**YOUR GOAL:** Quote the rows below word for word, starting with the first row and going on through the row that contains "valid-time: Valid: Wed,15DEC2004".

************

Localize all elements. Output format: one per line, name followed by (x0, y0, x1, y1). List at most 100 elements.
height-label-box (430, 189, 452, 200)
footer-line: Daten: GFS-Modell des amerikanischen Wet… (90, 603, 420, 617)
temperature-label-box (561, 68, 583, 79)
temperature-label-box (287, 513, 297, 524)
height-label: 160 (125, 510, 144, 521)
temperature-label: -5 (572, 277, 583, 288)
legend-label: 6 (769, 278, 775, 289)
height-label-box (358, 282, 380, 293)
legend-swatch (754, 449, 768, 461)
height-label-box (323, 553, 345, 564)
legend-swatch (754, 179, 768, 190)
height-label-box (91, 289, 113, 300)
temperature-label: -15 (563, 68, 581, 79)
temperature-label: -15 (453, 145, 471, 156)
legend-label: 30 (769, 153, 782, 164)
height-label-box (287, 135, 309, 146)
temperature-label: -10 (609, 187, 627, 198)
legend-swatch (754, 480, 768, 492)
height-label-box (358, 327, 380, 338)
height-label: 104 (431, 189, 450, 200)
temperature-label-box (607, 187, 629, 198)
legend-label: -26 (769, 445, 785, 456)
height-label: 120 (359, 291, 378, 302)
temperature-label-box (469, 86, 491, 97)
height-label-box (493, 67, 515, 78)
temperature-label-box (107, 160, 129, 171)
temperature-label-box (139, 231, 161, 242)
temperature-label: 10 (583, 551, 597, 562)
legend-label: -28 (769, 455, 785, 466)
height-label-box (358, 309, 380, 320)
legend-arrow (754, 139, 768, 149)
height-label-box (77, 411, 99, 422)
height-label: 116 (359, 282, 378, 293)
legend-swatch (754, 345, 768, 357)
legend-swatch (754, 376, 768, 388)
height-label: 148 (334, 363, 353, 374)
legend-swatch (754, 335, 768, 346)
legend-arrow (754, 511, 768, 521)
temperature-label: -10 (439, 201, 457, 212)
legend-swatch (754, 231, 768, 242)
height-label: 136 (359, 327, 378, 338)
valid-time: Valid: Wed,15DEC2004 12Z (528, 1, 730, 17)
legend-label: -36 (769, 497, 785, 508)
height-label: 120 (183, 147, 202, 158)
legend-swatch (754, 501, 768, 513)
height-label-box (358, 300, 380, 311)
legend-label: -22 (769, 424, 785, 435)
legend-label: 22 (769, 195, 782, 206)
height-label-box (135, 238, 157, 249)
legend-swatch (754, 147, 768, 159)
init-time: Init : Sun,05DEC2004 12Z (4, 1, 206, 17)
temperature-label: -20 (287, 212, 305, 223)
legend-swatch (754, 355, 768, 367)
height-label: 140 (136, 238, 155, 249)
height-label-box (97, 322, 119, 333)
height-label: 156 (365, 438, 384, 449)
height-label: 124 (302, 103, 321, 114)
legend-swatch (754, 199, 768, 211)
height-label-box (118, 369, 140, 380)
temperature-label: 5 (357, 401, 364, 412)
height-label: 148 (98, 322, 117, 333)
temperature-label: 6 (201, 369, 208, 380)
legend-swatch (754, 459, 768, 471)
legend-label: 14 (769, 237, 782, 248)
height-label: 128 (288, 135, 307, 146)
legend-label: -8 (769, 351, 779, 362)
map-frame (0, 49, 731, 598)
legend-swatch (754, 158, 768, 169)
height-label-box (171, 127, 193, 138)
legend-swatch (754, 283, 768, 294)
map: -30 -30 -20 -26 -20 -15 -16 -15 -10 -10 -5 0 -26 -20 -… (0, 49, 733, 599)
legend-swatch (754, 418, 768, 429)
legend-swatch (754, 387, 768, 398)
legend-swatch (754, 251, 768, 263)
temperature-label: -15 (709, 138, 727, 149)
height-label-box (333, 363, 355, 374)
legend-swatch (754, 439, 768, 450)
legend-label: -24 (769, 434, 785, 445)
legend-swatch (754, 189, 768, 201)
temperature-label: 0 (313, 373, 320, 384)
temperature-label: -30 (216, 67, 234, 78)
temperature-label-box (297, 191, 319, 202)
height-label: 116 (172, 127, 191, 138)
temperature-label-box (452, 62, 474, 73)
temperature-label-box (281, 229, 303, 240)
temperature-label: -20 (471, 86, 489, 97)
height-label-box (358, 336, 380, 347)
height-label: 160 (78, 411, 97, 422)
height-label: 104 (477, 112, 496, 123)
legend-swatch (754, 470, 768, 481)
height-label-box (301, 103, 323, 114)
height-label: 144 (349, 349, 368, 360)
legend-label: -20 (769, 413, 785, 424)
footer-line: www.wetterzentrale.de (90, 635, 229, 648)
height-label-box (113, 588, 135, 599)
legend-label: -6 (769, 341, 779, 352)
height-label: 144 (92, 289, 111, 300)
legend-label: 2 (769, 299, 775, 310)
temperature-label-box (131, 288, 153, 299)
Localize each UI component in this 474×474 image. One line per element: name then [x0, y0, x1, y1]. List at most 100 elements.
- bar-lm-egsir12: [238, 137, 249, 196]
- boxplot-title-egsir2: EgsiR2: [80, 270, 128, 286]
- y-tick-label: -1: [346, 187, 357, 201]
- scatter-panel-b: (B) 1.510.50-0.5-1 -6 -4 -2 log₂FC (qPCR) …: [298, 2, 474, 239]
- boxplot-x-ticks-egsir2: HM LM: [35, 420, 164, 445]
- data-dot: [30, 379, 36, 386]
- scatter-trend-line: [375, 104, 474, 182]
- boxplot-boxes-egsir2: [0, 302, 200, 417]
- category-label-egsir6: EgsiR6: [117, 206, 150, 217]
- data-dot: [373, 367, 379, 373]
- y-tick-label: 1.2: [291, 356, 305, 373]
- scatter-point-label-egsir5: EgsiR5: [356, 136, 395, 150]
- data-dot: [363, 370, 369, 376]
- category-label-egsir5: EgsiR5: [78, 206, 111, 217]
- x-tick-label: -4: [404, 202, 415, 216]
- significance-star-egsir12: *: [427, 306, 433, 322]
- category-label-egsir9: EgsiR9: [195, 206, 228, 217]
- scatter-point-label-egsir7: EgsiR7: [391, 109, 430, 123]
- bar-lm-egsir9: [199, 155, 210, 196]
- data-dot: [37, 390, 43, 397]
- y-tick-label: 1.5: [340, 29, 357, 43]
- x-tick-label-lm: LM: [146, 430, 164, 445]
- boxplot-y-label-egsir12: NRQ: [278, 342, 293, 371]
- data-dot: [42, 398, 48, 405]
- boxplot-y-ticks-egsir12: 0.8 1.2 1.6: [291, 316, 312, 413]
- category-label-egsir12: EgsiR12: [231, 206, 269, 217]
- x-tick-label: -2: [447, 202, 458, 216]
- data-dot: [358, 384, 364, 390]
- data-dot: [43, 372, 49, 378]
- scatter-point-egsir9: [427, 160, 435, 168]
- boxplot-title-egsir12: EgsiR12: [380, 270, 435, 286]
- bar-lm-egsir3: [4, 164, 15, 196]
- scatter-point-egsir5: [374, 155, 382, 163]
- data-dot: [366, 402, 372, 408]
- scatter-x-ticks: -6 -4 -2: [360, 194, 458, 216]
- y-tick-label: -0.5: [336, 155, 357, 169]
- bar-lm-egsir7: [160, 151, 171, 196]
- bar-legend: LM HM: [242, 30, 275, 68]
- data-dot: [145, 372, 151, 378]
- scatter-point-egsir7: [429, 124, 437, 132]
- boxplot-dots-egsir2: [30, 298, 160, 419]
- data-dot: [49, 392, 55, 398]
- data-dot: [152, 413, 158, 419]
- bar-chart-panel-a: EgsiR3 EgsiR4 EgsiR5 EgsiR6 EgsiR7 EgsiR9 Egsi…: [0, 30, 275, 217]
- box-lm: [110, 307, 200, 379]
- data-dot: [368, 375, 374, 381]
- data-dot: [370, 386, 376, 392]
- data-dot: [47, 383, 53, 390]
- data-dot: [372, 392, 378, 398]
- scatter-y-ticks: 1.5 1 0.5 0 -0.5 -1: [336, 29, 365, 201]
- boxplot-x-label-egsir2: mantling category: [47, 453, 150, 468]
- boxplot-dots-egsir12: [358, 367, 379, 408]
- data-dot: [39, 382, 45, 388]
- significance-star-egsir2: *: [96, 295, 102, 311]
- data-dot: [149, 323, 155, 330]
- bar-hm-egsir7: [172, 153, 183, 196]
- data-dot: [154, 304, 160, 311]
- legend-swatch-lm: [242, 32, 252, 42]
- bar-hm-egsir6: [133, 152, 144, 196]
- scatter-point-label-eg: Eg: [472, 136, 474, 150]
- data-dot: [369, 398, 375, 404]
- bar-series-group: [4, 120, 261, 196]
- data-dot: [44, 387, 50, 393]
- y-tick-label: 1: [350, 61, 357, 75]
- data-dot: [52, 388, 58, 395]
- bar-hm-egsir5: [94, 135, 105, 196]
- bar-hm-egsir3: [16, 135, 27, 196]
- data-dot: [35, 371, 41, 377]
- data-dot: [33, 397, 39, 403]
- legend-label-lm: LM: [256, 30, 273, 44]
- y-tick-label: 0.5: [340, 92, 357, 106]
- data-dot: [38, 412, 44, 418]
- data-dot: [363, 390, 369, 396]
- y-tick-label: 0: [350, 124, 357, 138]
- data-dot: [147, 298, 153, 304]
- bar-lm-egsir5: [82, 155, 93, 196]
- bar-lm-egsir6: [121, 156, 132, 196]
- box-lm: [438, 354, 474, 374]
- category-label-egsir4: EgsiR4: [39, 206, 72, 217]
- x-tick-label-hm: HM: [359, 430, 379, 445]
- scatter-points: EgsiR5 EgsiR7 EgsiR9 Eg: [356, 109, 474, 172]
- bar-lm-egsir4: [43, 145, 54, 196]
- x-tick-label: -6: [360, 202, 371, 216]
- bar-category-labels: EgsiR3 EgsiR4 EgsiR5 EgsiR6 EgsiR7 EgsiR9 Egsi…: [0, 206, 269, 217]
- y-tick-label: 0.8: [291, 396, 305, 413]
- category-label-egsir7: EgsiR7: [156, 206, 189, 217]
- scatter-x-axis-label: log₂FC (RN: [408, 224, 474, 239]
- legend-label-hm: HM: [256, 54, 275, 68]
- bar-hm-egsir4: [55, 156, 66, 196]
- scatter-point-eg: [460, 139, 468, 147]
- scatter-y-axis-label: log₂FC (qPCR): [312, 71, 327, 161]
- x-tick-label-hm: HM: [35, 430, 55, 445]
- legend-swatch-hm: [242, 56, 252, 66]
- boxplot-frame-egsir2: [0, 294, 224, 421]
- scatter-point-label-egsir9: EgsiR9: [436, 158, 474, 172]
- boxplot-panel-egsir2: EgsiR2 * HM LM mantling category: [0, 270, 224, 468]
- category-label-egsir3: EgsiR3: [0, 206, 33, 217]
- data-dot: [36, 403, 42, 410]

************

**SOLUTION:**
Localize all elements. Output format: one per line, name followed by (x0, y0, x1, y1). List at most 100 elements.
height-label-box (430, 189, 452, 200)
footer-line: Daten: GFS-Modell des amerikanischen Wet… (90, 603, 420, 617)
temperature-label-box (561, 68, 583, 79)
temperature-label-box (287, 513, 297, 524)
height-label: 160 (125, 510, 144, 521)
temperature-label: -5 (572, 277, 583, 288)
legend-label: 6 (769, 278, 775, 289)
height-label-box (358, 282, 380, 293)
legend-swatch (754, 449, 768, 461)
height-label-box (323, 553, 345, 564)
legend-swatch (754, 179, 768, 190)
height-label-box (91, 289, 113, 300)
temperature-label: -15 (563, 68, 581, 79)
temperature-label: -15 (453, 145, 471, 156)
legend-label: 30 (769, 153, 782, 164)
height-label-box (287, 135, 309, 146)
temperature-label: -10 (609, 187, 627, 198)
legend-swatch (754, 480, 768, 492)
height-label-box (358, 327, 380, 338)
height-label: 104 (431, 189, 450, 200)
temperature-label-box (607, 187, 629, 198)
legend-label: -26 (769, 445, 785, 456)
height-label: 120 (359, 291, 378, 302)
temperature-label-box (469, 86, 491, 97)
height-label-box (493, 67, 515, 78)
temperature-label-box (107, 160, 129, 171)
temperature-label-box (139, 231, 161, 242)
temperature-label: 10 (583, 551, 597, 562)
legend-label: -28 (769, 455, 785, 466)
height-label-box (358, 309, 380, 320)
legend-arrow (754, 139, 768, 149)
height-label-box (77, 411, 99, 422)
height-label: 116 (359, 282, 378, 293)
legend-swatch (754, 345, 768, 357)
legend-swatch (754, 376, 768, 388)
height-label: 148 (334, 363, 353, 374)
legend-swatch (754, 335, 768, 346)
legend-arrow (754, 511, 768, 521)
temperature-label: -10 (439, 201, 457, 212)
legend-swatch (754, 231, 768, 242)
height-label: 136 (359, 327, 378, 338)
valid-time: Valid: Wed,15DEC2004 12Z (528, 1, 730, 17)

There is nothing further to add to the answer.